→ Task directions
Can you print every record below exactly as written?

++++ Records to process

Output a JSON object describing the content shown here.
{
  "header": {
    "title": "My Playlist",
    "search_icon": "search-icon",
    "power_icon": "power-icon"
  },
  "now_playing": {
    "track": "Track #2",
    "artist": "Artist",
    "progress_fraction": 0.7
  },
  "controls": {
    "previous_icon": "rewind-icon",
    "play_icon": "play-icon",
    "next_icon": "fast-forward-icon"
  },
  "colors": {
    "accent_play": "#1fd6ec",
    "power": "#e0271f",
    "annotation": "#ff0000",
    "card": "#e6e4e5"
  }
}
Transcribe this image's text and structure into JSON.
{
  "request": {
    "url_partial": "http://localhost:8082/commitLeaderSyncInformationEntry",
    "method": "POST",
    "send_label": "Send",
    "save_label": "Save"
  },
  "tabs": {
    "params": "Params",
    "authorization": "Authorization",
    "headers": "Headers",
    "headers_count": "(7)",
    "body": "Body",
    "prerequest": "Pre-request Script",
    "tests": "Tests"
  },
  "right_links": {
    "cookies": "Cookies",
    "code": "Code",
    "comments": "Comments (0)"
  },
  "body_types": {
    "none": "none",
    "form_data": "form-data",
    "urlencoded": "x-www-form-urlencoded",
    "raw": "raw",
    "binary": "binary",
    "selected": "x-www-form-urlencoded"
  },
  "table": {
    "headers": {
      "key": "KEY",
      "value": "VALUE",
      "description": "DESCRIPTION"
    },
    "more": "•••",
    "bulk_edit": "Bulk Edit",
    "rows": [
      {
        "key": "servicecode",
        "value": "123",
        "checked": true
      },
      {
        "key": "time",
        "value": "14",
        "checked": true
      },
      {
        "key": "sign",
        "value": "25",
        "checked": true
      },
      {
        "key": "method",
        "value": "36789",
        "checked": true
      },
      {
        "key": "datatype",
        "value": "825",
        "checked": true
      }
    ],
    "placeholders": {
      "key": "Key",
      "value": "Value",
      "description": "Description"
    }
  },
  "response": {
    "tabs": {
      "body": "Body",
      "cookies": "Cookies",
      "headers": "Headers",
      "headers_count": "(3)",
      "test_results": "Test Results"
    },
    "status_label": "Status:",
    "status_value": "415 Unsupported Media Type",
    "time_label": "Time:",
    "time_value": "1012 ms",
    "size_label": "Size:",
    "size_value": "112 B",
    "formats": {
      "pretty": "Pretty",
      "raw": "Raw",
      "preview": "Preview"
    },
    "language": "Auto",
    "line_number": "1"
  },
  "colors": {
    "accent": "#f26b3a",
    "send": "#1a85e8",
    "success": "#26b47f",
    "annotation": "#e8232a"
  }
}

++++++++

→ Reply
Output a JSON object describing the content shown here.
{
  "header": {
    "title": "My Playlist",
    "search_icon": "search-icon",
    "power_icon": "power-icon"
  },
  "now_playing": {
    "track": "Track #2",
    "artist": "Artist",
    "progress_fraction": 0.7
  },
  "controls": {
    "previous_icon": "rewind-icon",
    "play_icon": "play-icon",
    "next_icon": "fast-forward-icon"
  },
  "colors": {
    "accent_play": "#1fd6ec",
    "power": "#e0271f",
    "annotation": "#ff0000",
    "card": "#e6e4e5"
  }
}
Transcribe this image's text and structure into JSON.
{
  "request": {
    "url_partial": "http://localhost:8082/commitLeaderSyncInformationEntry",
    "method": "POST",
    "send_label": "Send",
    "save_label": "Save"
  },
  "tabs": {
    "params": "Params",
    "authorization": "Authorization",
    "headers": "Headers",
    "headers_count": "(7)",
    "body": "Body",
    "prerequest": "Pre-request Script",
    "tests": "Tests"
  },
  "right_links": {
    "cookies": "Cookies",
    "code": "Code",
    "comments": "Comments (0)"
  },
  "body_types": {
    "none": "none",
    "form_data": "form-data",
    "urlencoded": "x-www-form-urlencoded",
    "raw": "raw",
    "binary": "binary",
    "selected": "x-www-form-urlencoded"
  },
  "table": {
    "headers": {
      "key": "KEY",
      "value": "VALUE",
      "description": "DESCRIPTION"
    },
    "more": "•••",
    "bulk_edit": "Bulk Edit",
    "rows": [
      {
        "key": "servicecode",
        "value": "123",
        "checked": true
      },
      {
        "key": "time",
        "value": "14",
        "checked": true
      },
      {
        "key": "sign",
        "value": "25",
        "checked": true
      },
      {
        "key": "method",
        "value": "36789",
        "checked": true
      },
      {
        "key": "datatype",
        "value": "825",
        "checked": true
      }
    ],
    "placeholders": {
      "key": "Key",
      "value": "Value",
      "description": "Description"
    }
  },
  "response": {
    "tabs": {
      "body": "Body",
      "cookies": "Cookies",
      "headers": "Headers",
      "headers_count": "(3)",
      "test_results": "Test Results"
    },
    "status_label": "Status:",
    "status_value": "415 Unsupported Media Type",
    "time_label": "Time:",
    "time_value": "1012 ms",
    "size_label": "Size:",
    "size_value": "112 B",
    "formats": {
      "pretty": "Pretty",
      "raw": "Raw",
      "preview": "Preview"
    },
    "language": "Auto",
    "line_number": "1"
  },
  "colors": {
    "accent": "#f26b3a",
    "send": "#1a85e8",
    "success": "#26b47f",
    "annotation": "#e8232a"
  }
}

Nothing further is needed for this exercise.